§ TEXTO FORNECIDO
/---
Tucanos apanham, mas não aprendem

> Oi, boa tarde, aqui está minha diatribe da quinzena na página da
> Opinião do Estadão de amanhã
>
> Ei, PSDB, o mundo não
>
> vai acabar em três anos!
>
> José Nêumanne
>
> Eleição presidencial de 2014 está longe no tempo e também do longo
> bico dos tucanos
>
> Alguém faria um grande favor à oposição e às instituições do Estado
> Democrático de Direito no Brasil se lembrasse ao tucanato de alta
> plumagem que ainda faltam mais de três anos para a eleição
> presidencial e, antes dela, está agendada uma disputa por votos em
> todos os municípios brasileiros. Os dois principais ex-governadores do
> Brasil, o de São Paulo, José Serra, e o de Minas Gerais, Aécio Neves,
> agem como se ambos não tivessem acabado de protagonizar um dos maiores
> malogros eleitorais da História do Brasil: a derrota para uma
> adversária jejuna, desprovida de cintura e sem nenhum charme pessoal,
> dispondo apenas da alavanca do extraordinário prestígio eleitoral de
> um presidente no fim do segundo mandato. Quem perdeu foi Serra, dirão
> os adeptos de Aécio, como se este não tivesse trocado o governo de um
> Estado da importância capital que Minas Gerais sempre teve no cenário
> político nacional por um desempenho pífio e impotente num Congresso no
> qual à legenda dos dois não se atribui sequer o papel de figurante
> interpretando uma horda indígena num western spaghetti.
\---
§ AÇÕES REQUERIDAS
1. Relacione, na ordem em que aparecem, todos os nomes de pessoas citados no artigo sobre o PSDB.
2. Dê prosseguimento ao artigo sobre o PSDB a partir de sua última frase, mantendo o mesmo tom.

§ DADOS DE ORIGEM
/---
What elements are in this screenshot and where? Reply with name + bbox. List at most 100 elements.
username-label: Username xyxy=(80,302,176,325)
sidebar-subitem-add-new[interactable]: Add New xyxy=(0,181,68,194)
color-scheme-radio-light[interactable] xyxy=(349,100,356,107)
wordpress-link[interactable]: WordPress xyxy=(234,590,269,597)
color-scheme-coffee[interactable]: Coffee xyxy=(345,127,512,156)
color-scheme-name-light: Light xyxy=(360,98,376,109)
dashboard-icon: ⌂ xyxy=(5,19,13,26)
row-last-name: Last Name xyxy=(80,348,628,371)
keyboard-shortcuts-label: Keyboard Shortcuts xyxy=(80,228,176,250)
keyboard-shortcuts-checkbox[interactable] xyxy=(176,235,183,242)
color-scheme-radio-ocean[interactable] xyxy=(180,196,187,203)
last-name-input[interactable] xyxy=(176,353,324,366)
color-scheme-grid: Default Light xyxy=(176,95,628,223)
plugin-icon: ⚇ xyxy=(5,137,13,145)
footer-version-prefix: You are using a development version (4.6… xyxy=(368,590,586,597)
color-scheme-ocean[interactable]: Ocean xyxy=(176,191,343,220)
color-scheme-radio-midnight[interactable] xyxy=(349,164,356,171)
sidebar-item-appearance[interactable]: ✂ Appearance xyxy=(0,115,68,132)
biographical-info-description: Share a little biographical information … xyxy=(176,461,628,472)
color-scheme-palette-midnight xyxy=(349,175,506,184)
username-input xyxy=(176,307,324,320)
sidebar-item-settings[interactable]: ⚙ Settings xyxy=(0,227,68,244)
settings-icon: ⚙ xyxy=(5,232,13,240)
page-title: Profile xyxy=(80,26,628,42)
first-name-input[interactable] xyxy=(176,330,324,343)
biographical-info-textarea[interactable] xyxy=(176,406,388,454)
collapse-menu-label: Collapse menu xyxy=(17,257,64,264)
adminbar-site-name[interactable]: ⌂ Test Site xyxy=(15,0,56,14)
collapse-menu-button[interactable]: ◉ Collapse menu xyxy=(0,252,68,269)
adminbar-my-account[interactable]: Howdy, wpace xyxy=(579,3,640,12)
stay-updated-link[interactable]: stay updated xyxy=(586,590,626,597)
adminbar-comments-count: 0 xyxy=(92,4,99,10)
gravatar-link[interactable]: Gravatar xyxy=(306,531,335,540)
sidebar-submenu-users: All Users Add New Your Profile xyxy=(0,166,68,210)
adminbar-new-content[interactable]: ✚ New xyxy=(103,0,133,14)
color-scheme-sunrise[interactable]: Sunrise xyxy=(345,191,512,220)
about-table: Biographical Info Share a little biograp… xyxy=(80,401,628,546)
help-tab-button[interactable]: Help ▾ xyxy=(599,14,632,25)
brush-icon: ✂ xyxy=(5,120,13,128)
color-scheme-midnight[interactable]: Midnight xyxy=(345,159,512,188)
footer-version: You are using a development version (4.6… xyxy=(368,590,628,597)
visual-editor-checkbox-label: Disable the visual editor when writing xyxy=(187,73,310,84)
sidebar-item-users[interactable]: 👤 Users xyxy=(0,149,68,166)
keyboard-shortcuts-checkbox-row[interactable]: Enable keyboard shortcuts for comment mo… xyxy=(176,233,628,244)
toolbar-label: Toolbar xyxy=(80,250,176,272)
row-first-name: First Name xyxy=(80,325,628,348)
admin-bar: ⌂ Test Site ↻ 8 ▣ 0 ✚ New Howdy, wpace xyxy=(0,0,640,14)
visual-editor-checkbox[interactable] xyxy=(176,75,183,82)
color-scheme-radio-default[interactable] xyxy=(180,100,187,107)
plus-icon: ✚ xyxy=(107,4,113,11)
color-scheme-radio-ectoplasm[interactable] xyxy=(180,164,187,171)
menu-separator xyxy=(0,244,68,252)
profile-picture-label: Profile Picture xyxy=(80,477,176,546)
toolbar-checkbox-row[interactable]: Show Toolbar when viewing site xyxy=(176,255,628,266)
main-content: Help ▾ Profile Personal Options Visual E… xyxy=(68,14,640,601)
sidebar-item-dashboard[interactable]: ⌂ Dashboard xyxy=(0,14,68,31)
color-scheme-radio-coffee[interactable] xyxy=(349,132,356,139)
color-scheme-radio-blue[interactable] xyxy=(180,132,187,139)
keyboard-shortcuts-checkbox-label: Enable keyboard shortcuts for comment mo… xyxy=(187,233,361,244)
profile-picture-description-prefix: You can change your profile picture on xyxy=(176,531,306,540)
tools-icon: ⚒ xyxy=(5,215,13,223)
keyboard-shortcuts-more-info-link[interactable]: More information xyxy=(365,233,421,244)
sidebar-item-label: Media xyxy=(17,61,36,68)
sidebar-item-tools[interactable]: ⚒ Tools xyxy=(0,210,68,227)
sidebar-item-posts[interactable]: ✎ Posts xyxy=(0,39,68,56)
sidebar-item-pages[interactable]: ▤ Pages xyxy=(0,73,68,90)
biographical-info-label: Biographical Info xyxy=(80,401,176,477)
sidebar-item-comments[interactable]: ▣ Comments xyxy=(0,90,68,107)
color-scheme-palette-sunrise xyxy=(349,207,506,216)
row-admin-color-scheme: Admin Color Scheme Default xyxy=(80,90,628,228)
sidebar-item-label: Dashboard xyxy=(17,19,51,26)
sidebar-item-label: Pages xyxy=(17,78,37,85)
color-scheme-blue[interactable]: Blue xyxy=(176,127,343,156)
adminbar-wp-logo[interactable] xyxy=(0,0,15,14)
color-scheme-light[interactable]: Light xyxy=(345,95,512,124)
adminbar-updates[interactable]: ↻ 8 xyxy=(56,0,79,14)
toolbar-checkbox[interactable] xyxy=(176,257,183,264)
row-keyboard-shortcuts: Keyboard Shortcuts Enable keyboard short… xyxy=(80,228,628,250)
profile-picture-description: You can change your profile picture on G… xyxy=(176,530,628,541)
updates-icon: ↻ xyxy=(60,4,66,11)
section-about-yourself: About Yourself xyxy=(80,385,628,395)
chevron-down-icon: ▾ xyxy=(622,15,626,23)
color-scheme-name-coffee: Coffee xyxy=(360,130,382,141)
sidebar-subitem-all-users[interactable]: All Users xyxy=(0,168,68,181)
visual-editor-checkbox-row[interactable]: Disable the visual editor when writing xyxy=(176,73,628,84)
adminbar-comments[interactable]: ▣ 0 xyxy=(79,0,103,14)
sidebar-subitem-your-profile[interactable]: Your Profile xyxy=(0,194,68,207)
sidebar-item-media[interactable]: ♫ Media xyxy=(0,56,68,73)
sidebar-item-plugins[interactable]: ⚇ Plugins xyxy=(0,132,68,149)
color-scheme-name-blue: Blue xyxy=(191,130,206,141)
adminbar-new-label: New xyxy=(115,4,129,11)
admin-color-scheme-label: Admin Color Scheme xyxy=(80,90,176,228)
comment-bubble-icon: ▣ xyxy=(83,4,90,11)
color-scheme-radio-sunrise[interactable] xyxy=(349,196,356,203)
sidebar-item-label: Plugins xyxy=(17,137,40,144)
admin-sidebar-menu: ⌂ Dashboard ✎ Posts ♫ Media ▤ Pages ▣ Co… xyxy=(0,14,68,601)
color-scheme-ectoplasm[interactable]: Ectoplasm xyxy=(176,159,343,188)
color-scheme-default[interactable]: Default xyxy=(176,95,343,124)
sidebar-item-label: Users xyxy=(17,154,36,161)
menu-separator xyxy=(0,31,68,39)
\---
§ RESPOSTAS POR ITEM
1. José Nêumanne, José Serra, Aécio Neves

2.
>
> “Se for a vontade do partido, estarei pronto para disputar com
> qualquer candidato do campo do PT, seja Lula ou Dilma”, disse o neto
> de Tancredo Neves à repórter Christiane Samarco, da sucursal deste
> Estado em Brasília. Depois da divulgação do feito espetacular da
> presidente, que ultrapassou o índice alcançado por seus dois
> popularíssimos antecessores em princípio de governo, Fernando Henrique
> Cardoso, correligionário de Aécio, e Lula da Silva, companheiro de
> Dilma, na terceira avaliação de desempenho pessoal e de governo, a
> afirmação do mineiro está mais para bravata do que para promessa. É
> claro que até 2014 muita água movimentará os moinhos eleitorais e, com
> Mantega e Tombini e sem Palocci nem Meirelles, a chefe do governo pode
> dar com seus burros nessas águas. Mas, mesmo na política, uma dama
> mais trêfega e caprichosa do que a cantada por Rossini na ópera O
> Barbeiro de Sevilha, o anúncio soa mais como bilhete de suicida do que
> como convite para festa. Será que Sua Excelência não percebeu que um
> partido incapaz de constituir uma comissão parlamentar de inquérito
> (CPI) e de aproveitar as oportunidades que o PT e seus aliados têm
> dado não terá chance de chegar ao topo?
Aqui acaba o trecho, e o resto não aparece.